▸ AIM OF THE EXERCISE
Show all lines holding "Temperature".

* start *

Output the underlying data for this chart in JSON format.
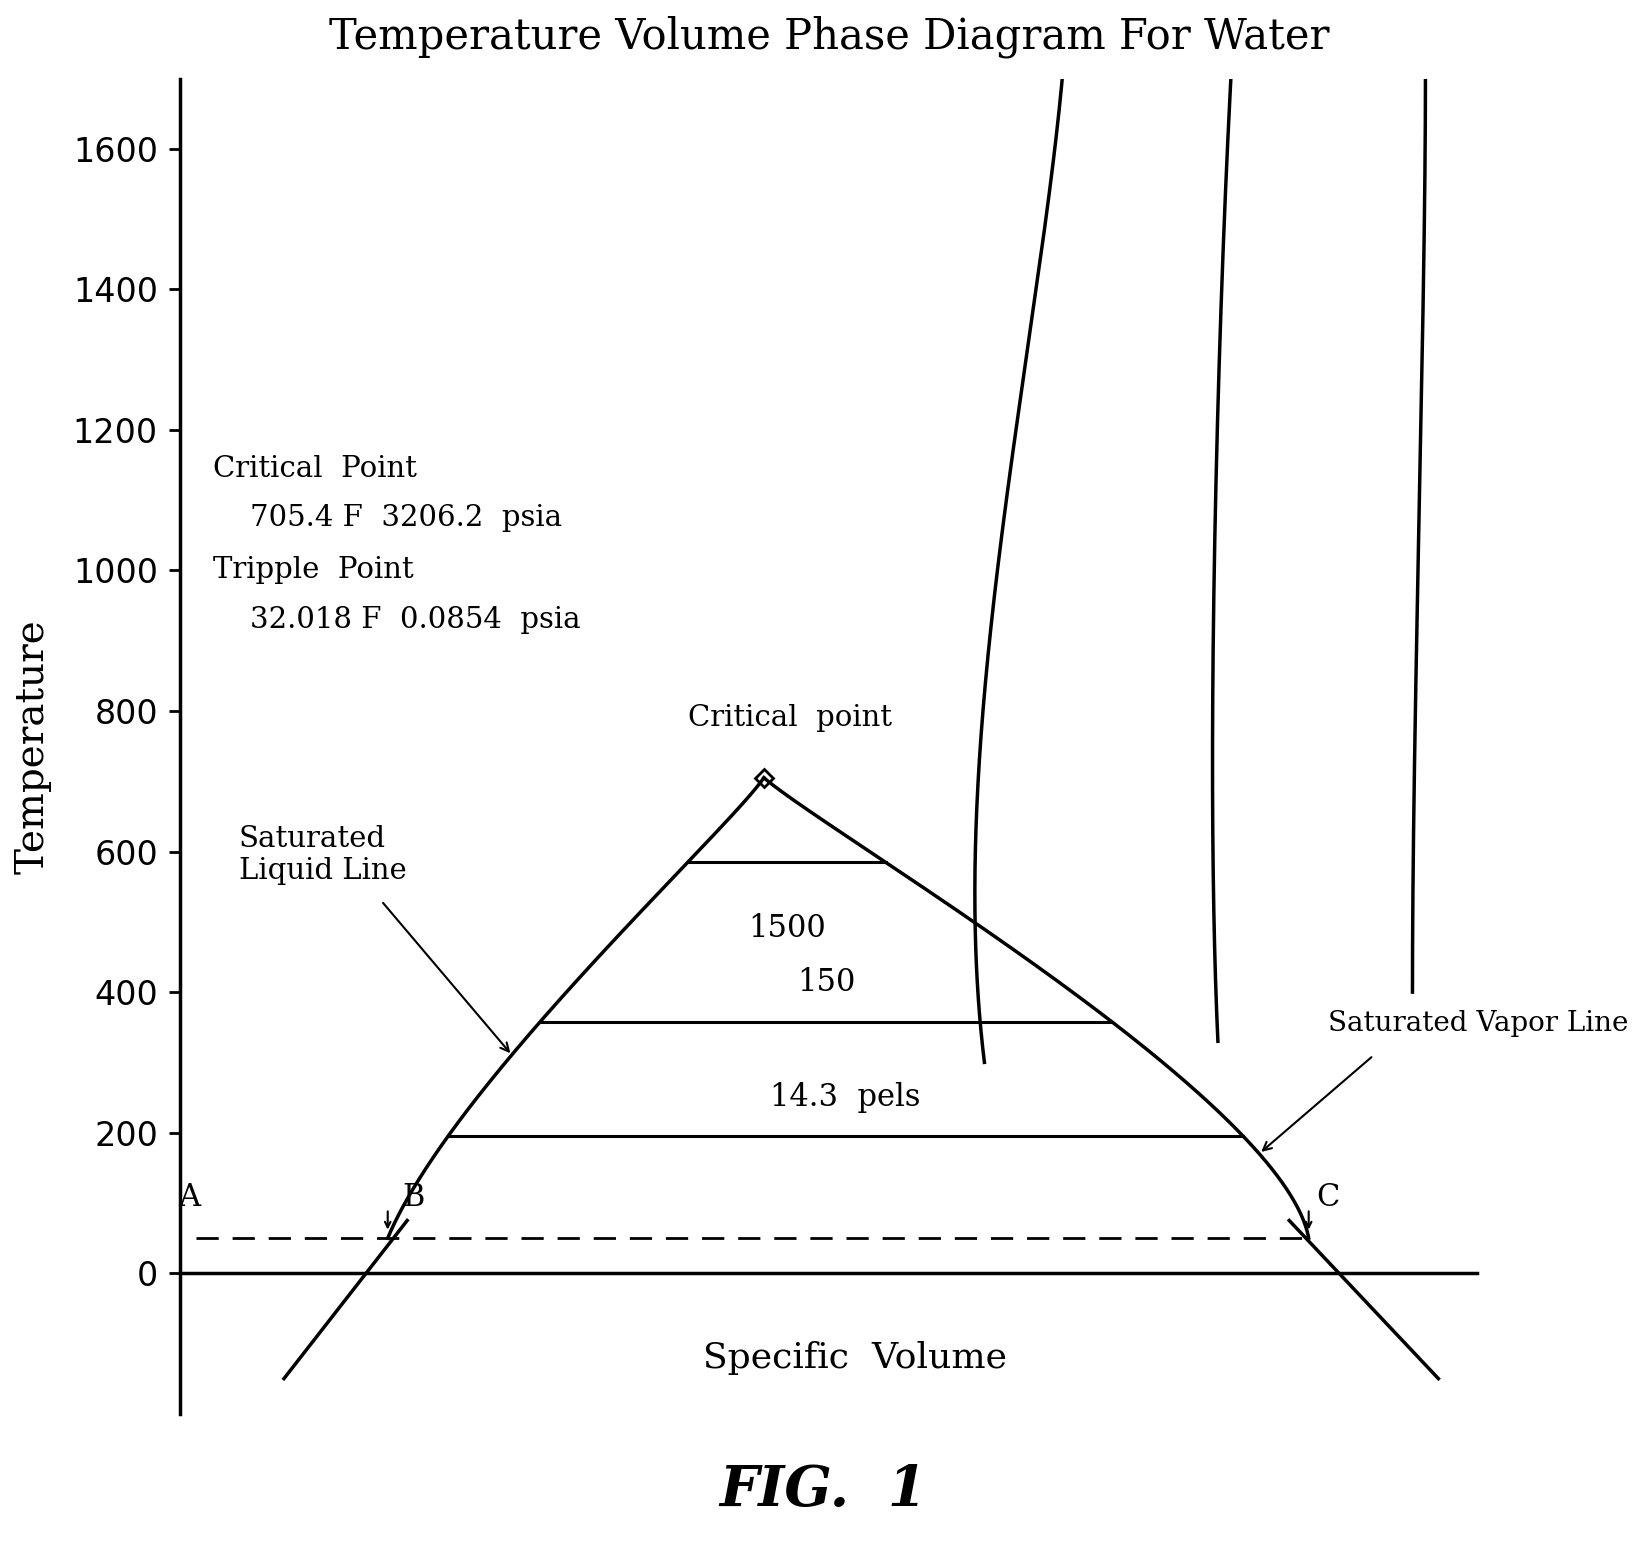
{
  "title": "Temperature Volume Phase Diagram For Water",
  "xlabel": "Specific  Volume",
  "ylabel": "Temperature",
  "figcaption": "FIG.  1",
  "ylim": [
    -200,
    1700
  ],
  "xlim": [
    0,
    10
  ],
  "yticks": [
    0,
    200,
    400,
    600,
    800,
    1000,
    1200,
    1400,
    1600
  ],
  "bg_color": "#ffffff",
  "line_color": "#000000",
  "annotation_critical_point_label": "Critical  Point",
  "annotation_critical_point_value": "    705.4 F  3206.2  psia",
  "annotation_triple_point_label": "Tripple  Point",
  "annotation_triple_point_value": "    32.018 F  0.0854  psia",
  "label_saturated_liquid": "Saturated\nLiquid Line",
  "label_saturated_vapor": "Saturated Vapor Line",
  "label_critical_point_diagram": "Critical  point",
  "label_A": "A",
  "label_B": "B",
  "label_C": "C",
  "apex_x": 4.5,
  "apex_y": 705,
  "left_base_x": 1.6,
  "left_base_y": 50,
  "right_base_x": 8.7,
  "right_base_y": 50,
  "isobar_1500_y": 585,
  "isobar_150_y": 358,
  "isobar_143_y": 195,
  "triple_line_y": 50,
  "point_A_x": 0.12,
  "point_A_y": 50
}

* end *
* start *

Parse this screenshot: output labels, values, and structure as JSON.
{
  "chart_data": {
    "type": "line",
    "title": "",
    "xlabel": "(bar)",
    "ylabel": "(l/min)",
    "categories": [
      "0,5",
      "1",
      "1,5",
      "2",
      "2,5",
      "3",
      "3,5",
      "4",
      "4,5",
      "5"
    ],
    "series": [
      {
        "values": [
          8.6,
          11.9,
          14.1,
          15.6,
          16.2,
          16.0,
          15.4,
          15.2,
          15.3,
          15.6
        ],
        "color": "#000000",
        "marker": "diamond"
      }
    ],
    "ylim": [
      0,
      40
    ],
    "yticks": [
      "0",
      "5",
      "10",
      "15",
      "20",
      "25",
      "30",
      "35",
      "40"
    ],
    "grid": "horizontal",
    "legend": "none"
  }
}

* end *

▸ TASK RESPONSE
  "title": "Temperature Volume Phase Diagram For Water",
  "ylabel": "Temperature",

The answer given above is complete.